INSTRUCTION: Locate each line of the material that contains "data", then return it.

— START OF EXERCISE MATERIALS —

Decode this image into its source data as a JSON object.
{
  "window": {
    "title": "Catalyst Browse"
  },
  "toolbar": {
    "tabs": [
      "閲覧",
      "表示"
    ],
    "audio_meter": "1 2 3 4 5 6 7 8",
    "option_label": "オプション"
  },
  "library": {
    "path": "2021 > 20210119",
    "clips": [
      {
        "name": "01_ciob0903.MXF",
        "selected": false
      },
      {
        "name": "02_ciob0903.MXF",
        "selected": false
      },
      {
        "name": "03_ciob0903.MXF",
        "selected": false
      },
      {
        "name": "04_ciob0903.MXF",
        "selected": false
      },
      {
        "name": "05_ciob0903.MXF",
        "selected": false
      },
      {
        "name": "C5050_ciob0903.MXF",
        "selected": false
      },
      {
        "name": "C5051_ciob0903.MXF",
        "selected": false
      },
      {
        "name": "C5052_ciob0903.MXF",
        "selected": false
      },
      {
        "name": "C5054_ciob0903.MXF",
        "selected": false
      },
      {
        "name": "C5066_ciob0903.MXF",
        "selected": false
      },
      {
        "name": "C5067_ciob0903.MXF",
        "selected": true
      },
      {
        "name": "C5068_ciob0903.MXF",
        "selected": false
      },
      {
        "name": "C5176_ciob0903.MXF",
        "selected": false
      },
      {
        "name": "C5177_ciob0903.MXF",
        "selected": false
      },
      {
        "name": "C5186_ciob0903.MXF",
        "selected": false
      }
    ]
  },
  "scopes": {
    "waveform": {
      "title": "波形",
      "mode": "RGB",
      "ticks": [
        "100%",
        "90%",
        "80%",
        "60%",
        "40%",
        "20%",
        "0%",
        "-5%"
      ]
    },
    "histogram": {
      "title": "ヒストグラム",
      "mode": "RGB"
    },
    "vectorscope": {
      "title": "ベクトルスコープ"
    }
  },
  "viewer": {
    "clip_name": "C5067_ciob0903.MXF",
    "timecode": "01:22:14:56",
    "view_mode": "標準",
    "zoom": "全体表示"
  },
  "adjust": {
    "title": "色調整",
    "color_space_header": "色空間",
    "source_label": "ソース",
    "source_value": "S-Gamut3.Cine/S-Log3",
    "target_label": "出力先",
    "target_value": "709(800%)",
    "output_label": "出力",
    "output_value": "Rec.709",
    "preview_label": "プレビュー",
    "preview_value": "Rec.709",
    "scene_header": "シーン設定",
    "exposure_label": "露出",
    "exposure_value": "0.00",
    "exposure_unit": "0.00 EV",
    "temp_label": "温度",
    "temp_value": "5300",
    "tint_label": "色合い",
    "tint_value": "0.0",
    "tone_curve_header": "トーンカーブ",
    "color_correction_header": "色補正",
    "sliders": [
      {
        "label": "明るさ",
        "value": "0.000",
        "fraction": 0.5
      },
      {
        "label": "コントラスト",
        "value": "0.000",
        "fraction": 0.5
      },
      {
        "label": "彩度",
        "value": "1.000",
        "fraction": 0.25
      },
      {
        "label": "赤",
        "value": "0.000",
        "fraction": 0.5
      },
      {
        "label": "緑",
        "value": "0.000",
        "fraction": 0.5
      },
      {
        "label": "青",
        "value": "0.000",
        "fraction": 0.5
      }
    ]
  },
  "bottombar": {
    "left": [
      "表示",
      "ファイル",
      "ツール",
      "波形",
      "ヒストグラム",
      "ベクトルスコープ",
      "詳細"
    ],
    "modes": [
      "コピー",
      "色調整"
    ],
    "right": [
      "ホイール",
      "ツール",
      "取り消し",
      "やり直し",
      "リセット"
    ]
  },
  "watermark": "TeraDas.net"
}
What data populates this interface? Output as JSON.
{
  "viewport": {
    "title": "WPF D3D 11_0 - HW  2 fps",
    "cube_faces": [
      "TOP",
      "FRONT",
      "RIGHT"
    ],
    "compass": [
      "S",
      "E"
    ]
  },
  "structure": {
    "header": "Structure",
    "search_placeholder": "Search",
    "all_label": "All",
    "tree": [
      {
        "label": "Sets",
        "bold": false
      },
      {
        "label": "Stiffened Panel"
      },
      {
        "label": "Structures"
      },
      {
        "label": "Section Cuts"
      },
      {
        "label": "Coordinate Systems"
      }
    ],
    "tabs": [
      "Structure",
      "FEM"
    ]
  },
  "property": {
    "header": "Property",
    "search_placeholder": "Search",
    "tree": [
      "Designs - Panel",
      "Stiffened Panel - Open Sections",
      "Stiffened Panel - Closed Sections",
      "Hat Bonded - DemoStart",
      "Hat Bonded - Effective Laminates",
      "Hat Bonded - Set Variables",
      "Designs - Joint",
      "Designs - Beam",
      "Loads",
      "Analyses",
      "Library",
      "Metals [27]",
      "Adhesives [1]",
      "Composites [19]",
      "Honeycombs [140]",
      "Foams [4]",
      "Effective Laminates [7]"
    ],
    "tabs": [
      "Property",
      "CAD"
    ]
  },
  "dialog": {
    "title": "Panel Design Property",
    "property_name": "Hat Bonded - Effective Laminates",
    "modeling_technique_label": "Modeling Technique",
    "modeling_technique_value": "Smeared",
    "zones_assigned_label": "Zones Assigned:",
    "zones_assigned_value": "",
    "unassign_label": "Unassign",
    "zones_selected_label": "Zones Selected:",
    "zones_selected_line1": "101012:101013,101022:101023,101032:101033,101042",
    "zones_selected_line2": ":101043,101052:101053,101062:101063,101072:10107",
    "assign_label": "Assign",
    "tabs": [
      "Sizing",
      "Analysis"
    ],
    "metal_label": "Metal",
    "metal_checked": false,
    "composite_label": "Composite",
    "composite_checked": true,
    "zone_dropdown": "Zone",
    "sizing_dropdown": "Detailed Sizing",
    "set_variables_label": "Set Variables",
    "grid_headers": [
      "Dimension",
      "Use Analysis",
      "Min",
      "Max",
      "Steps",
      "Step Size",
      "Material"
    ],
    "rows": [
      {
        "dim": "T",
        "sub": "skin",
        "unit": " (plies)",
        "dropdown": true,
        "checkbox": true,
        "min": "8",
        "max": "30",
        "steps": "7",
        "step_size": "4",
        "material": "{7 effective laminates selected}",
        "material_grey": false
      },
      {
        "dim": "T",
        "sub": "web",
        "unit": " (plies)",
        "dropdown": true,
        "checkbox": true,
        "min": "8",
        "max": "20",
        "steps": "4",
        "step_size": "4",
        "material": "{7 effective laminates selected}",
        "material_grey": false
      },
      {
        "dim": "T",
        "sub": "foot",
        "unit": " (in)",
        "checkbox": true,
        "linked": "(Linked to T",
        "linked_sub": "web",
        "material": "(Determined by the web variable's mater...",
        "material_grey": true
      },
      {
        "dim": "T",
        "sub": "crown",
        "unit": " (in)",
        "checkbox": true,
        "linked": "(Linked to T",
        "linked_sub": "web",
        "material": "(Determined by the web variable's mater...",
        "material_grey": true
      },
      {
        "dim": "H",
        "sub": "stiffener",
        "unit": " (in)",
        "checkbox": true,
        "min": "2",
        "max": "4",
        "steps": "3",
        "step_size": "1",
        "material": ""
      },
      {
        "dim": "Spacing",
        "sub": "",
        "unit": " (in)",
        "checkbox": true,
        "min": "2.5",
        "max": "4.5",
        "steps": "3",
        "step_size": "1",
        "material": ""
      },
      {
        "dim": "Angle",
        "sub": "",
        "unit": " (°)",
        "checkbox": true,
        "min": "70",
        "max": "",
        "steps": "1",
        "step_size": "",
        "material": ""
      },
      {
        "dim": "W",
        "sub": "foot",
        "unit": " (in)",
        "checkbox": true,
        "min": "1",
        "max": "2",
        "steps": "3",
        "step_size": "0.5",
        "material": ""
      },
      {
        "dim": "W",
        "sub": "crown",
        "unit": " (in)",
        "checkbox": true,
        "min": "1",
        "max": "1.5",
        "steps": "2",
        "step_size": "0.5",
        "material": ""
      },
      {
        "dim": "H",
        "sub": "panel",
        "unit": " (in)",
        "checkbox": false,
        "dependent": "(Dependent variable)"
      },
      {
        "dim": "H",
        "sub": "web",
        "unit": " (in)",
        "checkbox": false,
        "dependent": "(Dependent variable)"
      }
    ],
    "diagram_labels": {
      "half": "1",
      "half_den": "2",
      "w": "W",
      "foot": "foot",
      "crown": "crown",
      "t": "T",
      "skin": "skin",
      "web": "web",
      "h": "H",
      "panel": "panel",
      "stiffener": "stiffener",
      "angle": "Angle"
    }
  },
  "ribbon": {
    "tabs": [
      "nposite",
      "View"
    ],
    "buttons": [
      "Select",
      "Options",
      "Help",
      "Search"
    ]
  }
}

— END OF EXERCISE MATERIALS —

RESULT OF THE TASK:
Decode this image into its source data as a JSON object.
What data populates this interface? Output as JSON.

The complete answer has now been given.